Extract provided »
DEV Community

Regex was taking 5 days to run. So I built a tool that did it in 15 minutes.

Vikash Singh on December 10, 2017

When developers work with text, they often need to clean it up first. Sometimes it’s by replacing keywords. Like replacing “Javascript” with “JavaS...

Read full post

Bob van Hoove • Dec 10 '17

It seems like you discovered that regex is not the right tool for keyword detection or replacement :)

I like how you explain the role of tries in you eventual solution. I learned from your 'mistake', so thanks for writing.

Vikash Singh • Dec 11 '17

Thanks :) Completely agree that one size fit all doesn't work. It's just that when we start, we start with a simpler problem and sometimes to scale we need to re-think at an algorithmic level.

PS: Thanks for your feedback :)

Massimo Artizzu • Dec 10 '17

I've read your article on Medium, and my reaction was that regular expressions simply weren't the right choice.

I really like regular expressions but they have to be used for some kind of tasks, not as a sledgehammer to open a door, when a lockpick could be also available.

Good for you that you've found the lockpick. Even with a language as slow as Python, the difference could be of several orders of magnitude. The point is that regular expressions are a pseudo-language on its own, with its rules and principles.

Remember, you wouldn't use regexes to parse HTML.

Daniel Beecham • Dec 11 '17

But that's because html isn't regular... I don't want to be "that guy", but regular expressions is definitely the lockpick, and this trie-stuff is the sledgehammer. Whenever you can use re, you should, because it's the absolutely fastest and simplest you can do. It's just that many re libraries out there are pretty slow and unintuitive to use...

Massimo Artizzu • Dec 11 '17

Whenever you can use re, you should, because it's the absolutely fastest and simplest you can do.

I'll leave this here:

Some people, when confronted with a problem, think "I know, I'll use regular expressions." Now they have two problems.
Jamie Zawinski, 1997

Now, I think this is extremized, and regular expressions do have a place in development (and I also like them a lot in general), but there are very critical aspects to consider:

they have never been standardized, which means regexes in Perl are different from regexes in JavaScript, in C# and so on;
moreover, regex engines could be starkly different, as they could be either regex- or text-directed;
they're hard to read, so hard that instead of fixing a complex regular expression one could save time and headaches by rewriting them from scratch;
they're hard to use too, because there are quirks and gotchas that, if not treated correctly, could lead to disastrous performances;
they're also immensely harder to debug, because you can't run step-by-step their execution: they're basically atomic statements.

There a lot of cases where you can use regular expressions, but a lot less where you should use them. I'll also leave this:

Programs must be written for people to read, and only incidentally for machines to execute
Harold Abelson, 1984

(Now that's another hyperbole, but the point is that we have to maintain the code we write, so it's better to make out life easier.)

Collected material »
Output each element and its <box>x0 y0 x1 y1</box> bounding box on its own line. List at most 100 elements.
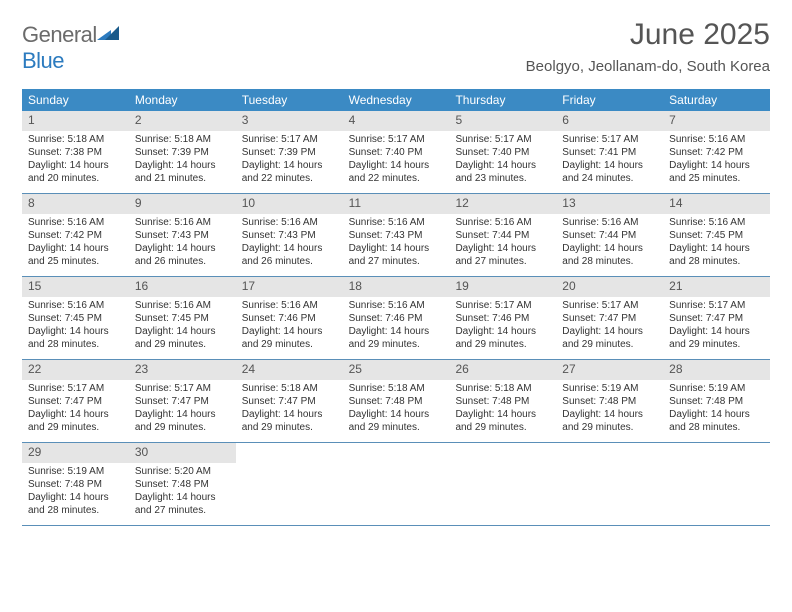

Directive 1 » In the regex thread, how long did the regex take to run before the new tool was built?
Directive 2 » Please transcribe the part of the regex thread that opens with the words "PS: Thanks for" and closes with "the right choice.".
The material has no connection to the regex thread.

Final answer 1 » Five days.

Final answer 2 »
PS: Thanks for your feedback :)

Massimo Artizzu • Dec 10 '17

I've read your article on Medium, and my reaction was that regular expressions simply weren't the right choice.